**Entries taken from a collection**
---

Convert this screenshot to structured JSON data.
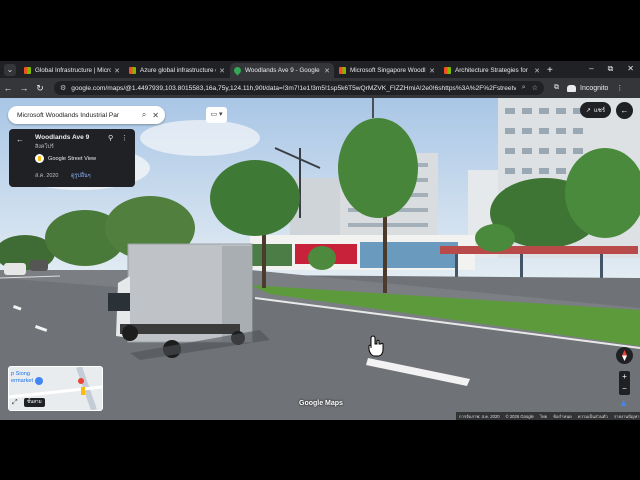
{
  "browser": {
    "tabs": [
      {
        "label": "Global Infrastructure | Micro",
        "favicon": "microsoft-logo-icon",
        "active": false
      },
      {
        "label": "Azure global infrastructure e",
        "favicon": "microsoft-logo-icon",
        "active": false
      },
      {
        "label": "Woodlands Ave 9 - Google",
        "favicon": "google-maps-icon",
        "active": true
      },
      {
        "label": "Microsoft Singapore Woodl",
        "favicon": "microsoft-logo-icon",
        "active": false
      },
      {
        "label": "Architecture Strategies for",
        "favicon": "microsoft-logo-icon",
        "active": false
      }
    ],
    "new_tab": "+",
    "window_controls": {
      "minimize": "–",
      "restore": "⧉",
      "close": "✕"
    },
    "url": "google.com/maps/@1.4497939,103.8015583,16a,75y,124.11h,90t/data=!3m7!1e1!3m5!1sp5k6T5wQrMZVK_FIZZHmiA!2e0!6shttps%3A%2F%2Fstreetviewpi...",
    "profile_label": "Incognito"
  },
  "maps": {
    "search_query": "Microsoft Woodlands Industrial Par",
    "info_card": {
      "title": "Woodlands Ave 9",
      "subtitle": "สิงคโปร์",
      "source": "Google Street View",
      "date": "ส.ค. 2020",
      "see_all": "ดูรูปอื่นๆ"
    },
    "share_label": "แชร์",
    "minimap_text": [
      "p Siong",
      "ermarket"
    ],
    "minimap_chip": "ชั้นสาม",
    "logo": "Google Maps",
    "footer": [
      "การจับภาพ: ส.ค. 2020",
      "© 2026 Google",
      "ไทย",
      "ข้อกำหนด",
      "ความเป็นส่วนตัว",
      "รายงานปัญหา"
    ],
    "zoom_in": "+",
    "zoom_out": "−"
  }
}
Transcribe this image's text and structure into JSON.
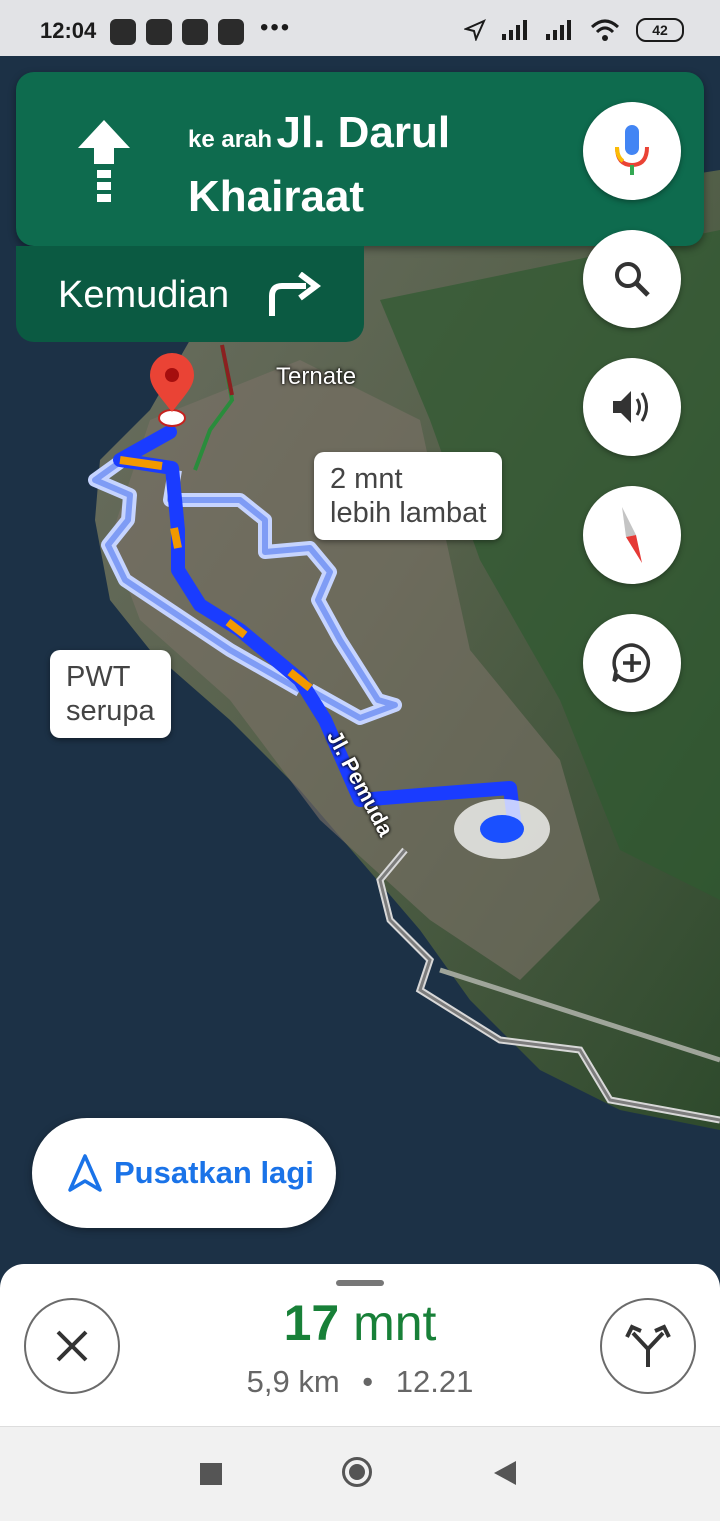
{
  "status_bar": {
    "time": "12:04",
    "more": "•••",
    "battery": "42"
  },
  "banner": {
    "prefix": "ke arah",
    "street_line1": "Jl. Darul",
    "street_line2": "Khairaat",
    "then_label": "Kemudian"
  },
  "map": {
    "place_label": "Ternate",
    "road_label": "Jl. Pemuda",
    "callout_slower": [
      "2 mnt",
      "lebih lambat"
    ],
    "callout_similar": [
      "PWT",
      "serupa"
    ]
  },
  "recenter": {
    "label": "Pusatkan lagi"
  },
  "bottom_sheet": {
    "eta_value": "17",
    "eta_unit": " mnt",
    "distance": "5,9 km",
    "separator": "•",
    "arrival_time": "12.21"
  },
  "colors": {
    "banner": "#0e6b4e",
    "then_box": "#0b5a42",
    "route": "#1a3cff",
    "eta": "#188038",
    "recenter_text": "#1a73e8"
  },
  "icons": {
    "banner": "straight-arrow-icon",
    "then": "turn-right-icon",
    "mic": "mic-icon",
    "search": "search-icon",
    "sound": "volume-icon",
    "compass": "compass-icon",
    "report": "add-report-icon",
    "recenter": "navigation-arrow-icon",
    "close": "close-icon",
    "routes": "alt-routes-icon"
  }
}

---

**TO DO**
Except for the pictures, reproduce every line exactly.

**TASK RESULT**
Convert this screenshot to structured JSON data.
{
  "browser": {
    "tabs": [
      {
        "label": "Global Infrastructure | Micro",
        "favicon": "microsoft-logo-icon",
        "active": false
      },
      {
        "label": "Azure global infrastructure e",
        "favicon": "microsoft-logo-icon",
        "active": false
      },
      {
        "label": "Woodlands Ave 9 - Google",
        "favicon": "google-maps-icon",
        "active": true
      },
      {
        "label": "Microsoft Singapore Woodl",
        "favicon": "microsoft-logo-icon",
        "active": false
      },
      {
        "label": "Architecture Strategies for",
        "favicon": "microsoft-logo-icon",
        "active": false
      }
    ],
    "new_tab": "+",
    "window_controls": {
      "minimize": "–",
      "restore": "⧉",
      "close": "✕"
    },
    "url": "google.com/maps/@1.4497939,103.8015583,16a,75y,124.11h,90t/data=!3m7!1e1!3m5!1sp5k6T5wQrMZVK_FIZZHmiA!2e0!6shttps%3A%2F%2Fstreetviewpi...",
    "profile_label": "Incognito"
  },
  "maps": {
    "search_query": "Microsoft Woodlands Industrial Par",
    "info_card": {
      "title": "Woodlands Ave 9",
      "subtitle": "สิงคโปร์",
      "source": "Google Street View",
      "date": "ส.ค. 2020",
      "see_all": "ดูรูปอื่นๆ"
    },
    "share_label": "แชร์",
    "minimap_text": [
      "p Siong",
      "ermarket"
    ],
    "minimap_chip": "ชั้นสาม",
    "logo": "Google Maps",
    "footer": [
      "การจับภาพ: ส.ค. 2020",
      "© 2026 Google",
      "ไทย",
      "ข้อกำหนด",
      "ความเป็นส่วนตัว",
      "รายงานปัญหา"
    ],
    "zoom_in": "+",
    "zoom_out": "−"
  }
}
Transcribe this image's text and structure into JSON.
{
  "status_bar": {
    "time": "12:04",
    "more": "•••",
    "battery": "42"
  },
  "banner": {
    "prefix": "ke arah",
    "street_line1": "Jl. Darul",
    "street_line2": "Khairaat",
    "then_label": "Kemudian"
  },
  "map": {
    "place_label": "Ternate",
    "road_label": "Jl. Pemuda",
    "callout_slower": [
      "2 mnt",
      "lebih lambat"
    ],
    "callout_similar": [
      "PWT",
      "serupa"
    ]
  },
  "recenter": {
    "label": "Pusatkan lagi"
  },
  "bottom_sheet": {
    "eta_value": "17",
    "eta_unit": " mnt",
    "distance": "5,9 km",
    "separator": "•",
    "arrival_time": "12.21"
  },
  "colors": {
    "banner": "#0e6b4e",
    "then_box": "#0b5a42",
    "route": "#1a3cff",
    "eta": "#188038",
    "recenter_text": "#1a73e8"
  },
  "icons": {
    "banner": "straight-arrow-icon",
    "then": "turn-right-icon",
    "mic": "mic-icon",
    "search": "search-icon",
    "sound": "volume-icon",
    "compass": "compass-icon",
    "report": "add-report-icon",
    "recenter": "navigation-arrow-icon",
    "close": "close-icon",
    "routes": "alt-routes-icon"
  }
}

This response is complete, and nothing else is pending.